DIRECTIVE: Set down all of the data exactly as it appears.

SUPPLIED MATERIAL:
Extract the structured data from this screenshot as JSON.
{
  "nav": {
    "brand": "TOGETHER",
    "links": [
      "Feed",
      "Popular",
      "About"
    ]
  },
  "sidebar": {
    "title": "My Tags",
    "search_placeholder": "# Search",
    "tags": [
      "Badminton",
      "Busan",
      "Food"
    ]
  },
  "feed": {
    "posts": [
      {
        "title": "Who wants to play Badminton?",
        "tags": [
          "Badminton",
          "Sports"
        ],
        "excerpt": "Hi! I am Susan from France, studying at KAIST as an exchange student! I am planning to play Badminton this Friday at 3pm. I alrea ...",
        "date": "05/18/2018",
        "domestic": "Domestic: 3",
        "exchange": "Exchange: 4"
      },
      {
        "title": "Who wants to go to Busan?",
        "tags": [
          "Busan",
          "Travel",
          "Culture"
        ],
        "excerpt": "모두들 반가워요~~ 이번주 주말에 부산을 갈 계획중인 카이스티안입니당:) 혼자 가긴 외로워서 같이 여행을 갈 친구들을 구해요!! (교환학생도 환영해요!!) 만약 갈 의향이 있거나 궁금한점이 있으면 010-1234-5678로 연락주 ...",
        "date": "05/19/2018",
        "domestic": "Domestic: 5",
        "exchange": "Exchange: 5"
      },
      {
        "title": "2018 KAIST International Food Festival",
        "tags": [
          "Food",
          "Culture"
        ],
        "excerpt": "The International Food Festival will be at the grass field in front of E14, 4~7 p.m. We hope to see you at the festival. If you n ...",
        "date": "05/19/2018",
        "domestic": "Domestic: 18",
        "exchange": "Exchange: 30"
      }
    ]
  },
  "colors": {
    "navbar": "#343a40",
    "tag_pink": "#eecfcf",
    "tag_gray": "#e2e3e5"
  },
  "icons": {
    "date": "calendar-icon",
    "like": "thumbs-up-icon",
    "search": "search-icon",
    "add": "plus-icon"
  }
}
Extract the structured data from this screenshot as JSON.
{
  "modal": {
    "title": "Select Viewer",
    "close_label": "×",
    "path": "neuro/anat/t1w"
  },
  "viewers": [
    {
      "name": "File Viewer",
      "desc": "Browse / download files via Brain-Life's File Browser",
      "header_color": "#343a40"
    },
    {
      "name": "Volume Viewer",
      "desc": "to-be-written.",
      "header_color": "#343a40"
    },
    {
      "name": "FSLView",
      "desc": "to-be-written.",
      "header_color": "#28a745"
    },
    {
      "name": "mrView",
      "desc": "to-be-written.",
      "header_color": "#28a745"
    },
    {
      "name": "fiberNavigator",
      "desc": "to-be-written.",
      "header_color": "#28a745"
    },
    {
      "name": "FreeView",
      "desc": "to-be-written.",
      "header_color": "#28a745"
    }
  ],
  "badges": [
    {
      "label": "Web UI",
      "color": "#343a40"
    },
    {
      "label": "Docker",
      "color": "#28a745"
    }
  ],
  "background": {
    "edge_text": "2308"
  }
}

CORRECT OUTPUT:
Extract the structured data from this screenshot as JSON.
{
  "nav": {
    "brand": "TOGETHER",
    "links": [
      "Feed",
      "Popular",
      "About"
    ]
  },
  "sidebar": {
    "title": "My Tags",
    "search_placeholder": "# Search",
    "tags": [
      "Badminton",
      "Busan",
      "Food"
    ]
  },
  "feed": {
    "posts": [
      {
        "title": "Who wants to play Badminton?",
        "tags": [
          "Badminton",
          "Sports"
        ],
        "excerpt": "Hi! I am Susan from France, studying at KAIST as an exchange student! I am planning to play Badminton this Friday at 3pm. I alrea ...",
        "date": "05/18/2018",
        "domestic": "Domestic: 3",
        "exchange": "Exchange: 4"
      },
      {
        "title": "Who wants to go to Busan?",
        "tags": [
          "Busan",
          "Travel",
          "Culture"
        ],
        "excerpt": "모두들 반가워요~~ 이번주 주말에 부산을 갈 계획중인 카이스티안입니당:) 혼자 가긴 외로워서 같이 여행을 갈 친구들을 구해요!! (교환학생도 환영해요!!) 만약 갈 의향이 있거나 궁금한점이 있으면 010-1234-5678로 연락주 ...",
        "date": "05/19/2018",
        "domestic": "Domestic: 5",
        "exchange": "Exchange: 5"
      },
      {
        "title": "2018 KAIST International Food Festival",
        "tags": [
          "Food",
          "Culture"
        ],
        "excerpt": "The International Food Festival will be at the grass field in front of E14, 4~7 p.m. We hope to see you at the festival. If you n ...",
        "date": "05/19/2018",
        "domestic": "Domestic: 18",
        "exchange": "Exchange: 30"
      }
    ]
  },
  "colors": {
    "navbar": "#343a40",
    "tag_pink": "#eecfcf",
    "tag_gray": "#e2e3e5"
  },
  "icons": {
    "date": "calendar-icon",
    "like": "thumbs-up-icon",
    "search": "search-icon",
    "add": "plus-icon"
  }
}
Extract the structured data from this screenshot as JSON.
{
  "modal": {
    "title": "Select Viewer",
    "close_label": "×",
    "path": "neuro/anat/t1w"
  },
  "viewers": [
    {
      "name": "File Viewer",
      "desc": "Browse / download files via Brain-Life's File Browser",
      "header_color": "#343a40"
    },
    {
      "name": "Volume Viewer",
      "desc": "to-be-written.",
      "header_color": "#343a40"
    },
    {
      "name": "FSLView",
      "desc": "to-be-written.",
      "header_color": "#28a745"
    },
    {
      "name": "mrView",
      "desc": "to-be-written.",
      "header_color": "#28a745"
    },
    {
      "name": "fiberNavigator",
      "desc": "to-be-written.",
      "header_color": "#28a745"
    },
    {
      "name": "FreeView",
      "desc": "to-be-written.",
      "header_color": "#28a745"
    }
  ],
  "badges": [
    {
      "label": "Web UI",
      "color": "#343a40"
    },
    {
      "label": "Docker",
      "color": "#28a745"
    }
  ],
  "background": {
    "edge_text": "2308"
  }
}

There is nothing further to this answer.